** start **

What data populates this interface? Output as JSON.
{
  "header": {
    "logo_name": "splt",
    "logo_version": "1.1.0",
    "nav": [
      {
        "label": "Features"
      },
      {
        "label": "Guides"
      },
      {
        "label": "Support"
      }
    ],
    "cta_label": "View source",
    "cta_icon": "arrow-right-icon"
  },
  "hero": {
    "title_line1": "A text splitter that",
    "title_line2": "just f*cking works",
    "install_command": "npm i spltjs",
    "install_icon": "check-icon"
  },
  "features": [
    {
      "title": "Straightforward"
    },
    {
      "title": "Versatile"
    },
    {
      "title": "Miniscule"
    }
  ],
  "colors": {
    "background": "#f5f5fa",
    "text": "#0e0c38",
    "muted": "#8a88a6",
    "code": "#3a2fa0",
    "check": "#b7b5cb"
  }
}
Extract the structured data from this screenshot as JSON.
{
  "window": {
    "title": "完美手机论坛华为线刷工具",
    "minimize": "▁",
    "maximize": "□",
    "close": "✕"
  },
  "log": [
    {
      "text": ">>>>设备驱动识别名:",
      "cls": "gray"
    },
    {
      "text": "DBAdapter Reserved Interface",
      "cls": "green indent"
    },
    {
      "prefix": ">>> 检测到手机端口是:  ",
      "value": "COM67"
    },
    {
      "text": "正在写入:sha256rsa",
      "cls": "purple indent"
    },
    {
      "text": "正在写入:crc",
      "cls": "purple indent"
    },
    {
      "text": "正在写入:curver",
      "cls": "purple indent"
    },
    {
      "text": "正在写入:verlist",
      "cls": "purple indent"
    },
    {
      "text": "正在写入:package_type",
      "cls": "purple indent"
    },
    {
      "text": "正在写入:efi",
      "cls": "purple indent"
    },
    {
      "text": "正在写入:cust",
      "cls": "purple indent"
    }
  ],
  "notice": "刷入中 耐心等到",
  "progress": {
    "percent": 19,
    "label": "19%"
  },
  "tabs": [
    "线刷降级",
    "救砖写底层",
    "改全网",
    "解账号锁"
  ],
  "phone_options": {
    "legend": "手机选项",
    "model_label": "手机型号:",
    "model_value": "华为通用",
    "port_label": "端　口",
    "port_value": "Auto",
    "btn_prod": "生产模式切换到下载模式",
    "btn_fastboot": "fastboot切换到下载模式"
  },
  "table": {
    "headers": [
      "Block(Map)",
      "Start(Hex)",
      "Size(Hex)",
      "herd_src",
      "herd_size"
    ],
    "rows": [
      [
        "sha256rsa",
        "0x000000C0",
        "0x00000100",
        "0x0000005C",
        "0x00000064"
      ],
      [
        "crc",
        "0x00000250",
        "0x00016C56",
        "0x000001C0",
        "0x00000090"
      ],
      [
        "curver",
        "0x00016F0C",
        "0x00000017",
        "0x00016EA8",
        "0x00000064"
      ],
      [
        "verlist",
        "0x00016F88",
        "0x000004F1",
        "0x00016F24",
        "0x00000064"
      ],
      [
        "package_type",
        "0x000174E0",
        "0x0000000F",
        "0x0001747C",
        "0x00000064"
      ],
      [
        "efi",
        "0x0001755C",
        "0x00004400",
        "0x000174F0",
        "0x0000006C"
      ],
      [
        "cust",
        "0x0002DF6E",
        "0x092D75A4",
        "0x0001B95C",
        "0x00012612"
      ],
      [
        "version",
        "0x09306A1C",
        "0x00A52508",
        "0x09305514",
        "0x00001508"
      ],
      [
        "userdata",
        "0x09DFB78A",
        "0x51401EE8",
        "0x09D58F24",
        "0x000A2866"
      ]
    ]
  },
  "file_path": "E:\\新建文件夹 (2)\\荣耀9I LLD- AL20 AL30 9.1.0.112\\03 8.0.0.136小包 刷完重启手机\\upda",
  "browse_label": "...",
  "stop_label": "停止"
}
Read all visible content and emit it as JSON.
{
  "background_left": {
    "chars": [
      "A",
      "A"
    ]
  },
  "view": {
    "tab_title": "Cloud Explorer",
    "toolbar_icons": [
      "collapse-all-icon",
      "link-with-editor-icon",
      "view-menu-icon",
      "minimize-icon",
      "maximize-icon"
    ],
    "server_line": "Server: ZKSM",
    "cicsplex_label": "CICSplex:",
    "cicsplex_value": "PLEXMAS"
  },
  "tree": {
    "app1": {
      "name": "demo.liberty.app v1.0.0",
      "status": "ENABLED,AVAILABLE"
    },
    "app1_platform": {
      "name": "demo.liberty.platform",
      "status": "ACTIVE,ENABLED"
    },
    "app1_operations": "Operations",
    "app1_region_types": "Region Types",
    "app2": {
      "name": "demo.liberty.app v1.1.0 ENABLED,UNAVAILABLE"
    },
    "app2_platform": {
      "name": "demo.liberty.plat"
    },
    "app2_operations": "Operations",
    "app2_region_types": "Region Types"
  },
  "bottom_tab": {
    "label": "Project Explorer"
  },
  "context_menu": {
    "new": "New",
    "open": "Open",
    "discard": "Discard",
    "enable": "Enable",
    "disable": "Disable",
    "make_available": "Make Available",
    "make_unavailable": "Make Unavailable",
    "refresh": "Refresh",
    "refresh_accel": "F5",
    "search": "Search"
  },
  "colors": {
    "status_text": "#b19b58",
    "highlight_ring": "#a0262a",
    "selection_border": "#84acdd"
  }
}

** end **

▶ **REQUEST**
Type out the entries again, word for word.

▶ **WRITTEN SOLUTION**
What data populates this interface? Output as JSON.
{
  "header": {
    "logo_name": "splt",
    "logo_version": "1.1.0",
    "nav": [
      {
        "label": "Features"
      },
      {
        "label": "Guides"
      },
      {
        "label": "Support"
      }
    ],
    "cta_label": "View source",
    "cta_icon": "arrow-right-icon"
  },
  "hero": {
    "title_line1": "A text splitter that",
    "title_line2": "just f*cking works",
    "install_command": "npm i spltjs",
    "install_icon": "check-icon"
  },
  "features": [
    {
      "title": "Straightforward"
    },
    {
      "title": "Versatile"
    },
    {
      "title": "Miniscule"
    }
  ],
  "colors": {
    "background": "#f5f5fa",
    "text": "#0e0c38",
    "muted": "#8a88a6",
    "code": "#3a2fa0",
    "check": "#b7b5cb"
  }
}
Extract the structured data from this screenshot as JSON.
{
  "window": {
    "title": "完美手机论坛华为线刷工具",
    "minimize": "▁",
    "maximize": "□",
    "close": "✕"
  },
  "log": [
    {
      "text": ">>>>设备驱动识别名:",
      "cls": "gray"
    },
    {
      "text": "DBAdapter Reserved Interface",
      "cls": "green indent"
    },
    {
      "prefix": ">>> 检测到手机端口是:  ",
      "value": "COM67"
    },
    {
      "text": "正在写入:sha256rsa",
      "cls": "purple indent"
    },
    {
      "text": "正在写入:crc",
      "cls": "purple indent"
    },
    {
      "text": "正在写入:curver",
      "cls": "purple indent"
    },
    {
      "text": "正在写入:verlist",
      "cls": "purple indent"
    },
    {
      "text": "正在写入:package_type",
      "cls": "purple indent"
    },
    {
      "text": "正在写入:efi",
      "cls": "purple indent"
    },
    {
      "text": "正在写入:cust",
      "cls": "purple indent"
    }
  ],
  "notice": "刷入中 耐心等到",
  "progress": {
    "percent": 19,
    "label": "19%"
  },
  "tabs": [
    "线刷降级",
    "救砖写底层",
    "改全网",
    "解账号锁"
  ],
  "phone_options": {
    "legend": "手机选项",
    "model_label": "手机型号:",
    "model_value": "华为通用",
    "port_label": "端　口",
    "port_value": "Auto",
    "btn_prod": "生产模式切换到下载模式",
    "btn_fastboot": "fastboot切换到下载模式"
  },
  "table": {
    "headers": [
      "Block(Map)",
      "Start(Hex)",
      "Size(Hex)",
      "herd_src",
      "herd_size"
    ],
    "rows": [
      [
        "sha256rsa",
        "0x000000C0",
        "0x00000100",
        "0x0000005C",
        "0x00000064"
      ],
      [
        "crc",
        "0x00000250",
        "0x00016C56",
        "0x000001C0",
        "0x00000090"
      ],
      [
        "curver",
        "0x00016F0C",
        "0x00000017",
        "0x00016EA8",
        "0x00000064"
      ],
      [
        "verlist",
        "0x00016F88",
        "0x000004F1",
        "0x00016F24",
        "0x00000064"
      ],
      [
        "package_type",
        "0x000174E0",
        "0x0000000F",
        "0x0001747C",
        "0x00000064"
      ],
      [
        "efi",
        "0x0001755C",
        "0x00004400",
        "0x000174F0",
        "0x0000006C"
      ],
      [
        "cust",
        "0x0002DF6E",
        "0x092D75A4",
        "0x0001B95C",
        "0x00012612"
      ],
      [
        "version",
        "0x09306A1C",
        "0x00A52508",
        "0x09305514",
        "0x00001508"
      ],
      [
        "userdata",
        "0x09DFB78A",
        "0x51401EE8",
        "0x09D58F24",
        "0x000A2866"
      ]
    ]
  },
  "file_path": "E:\\新建文件夹 (2)\\荣耀9I LLD- AL20 AL30 9.1.0.112\\03 8.0.0.136小包 刷完重启手机\\upda",
  "browse_label": "...",
  "stop_label": "停止"
}
Read all visible content and emit it as JSON.
{
  "background_left": {
    "chars": [
      "A",
      "A"
    ]
  },
  "view": {
    "tab_title": "Cloud Explorer",
    "toolbar_icons": [
      "collapse-all-icon",
      "link-with-editor-icon",
      "view-menu-icon",
      "minimize-icon",
      "maximize-icon"
    ],
    "server_line": "Server: ZKSM",
    "cicsplex_label": "CICSplex:",
    "cicsplex_value": "PLEXMAS"
  },
  "tree": {
    "app1": {
      "name": "demo.liberty.app v1.0.0",
      "status": "ENABLED,AVAILABLE"
    },
    "app1_platform": {
      "name": "demo.liberty.platform",
      "status": "ACTIVE,ENABLED"
    },
    "app1_operations": "Operations",
    "app1_region_types": "Region Types",
    "app2": {
      "name": "demo.liberty.app v1.1.0 ENABLED,UNAVAILABLE"
    },
    "app2_platform": {
      "name": "demo.liberty.plat"
    },
    "app2_operations": "Operations",
    "app2_region_types": "Region Types"
  },
  "bottom_tab": {
    "label": "Project Explorer"
  },
  "context_menu": {
    "new": "New",
    "open": "Open",
    "discard": "Discard",
    "enable": "Enable",
    "disable": "Disable",
    "make_available": "Make Available",
    "make_unavailable": "Make Unavailable",
    "refresh": "Refresh",
    "refresh_accel": "F5",
    "search": "Search"
  },
  "colors": {
    "status_text": "#b19b58",
    "highlight_ring": "#a0262a",
    "selection_border": "#84acdd"
  }
}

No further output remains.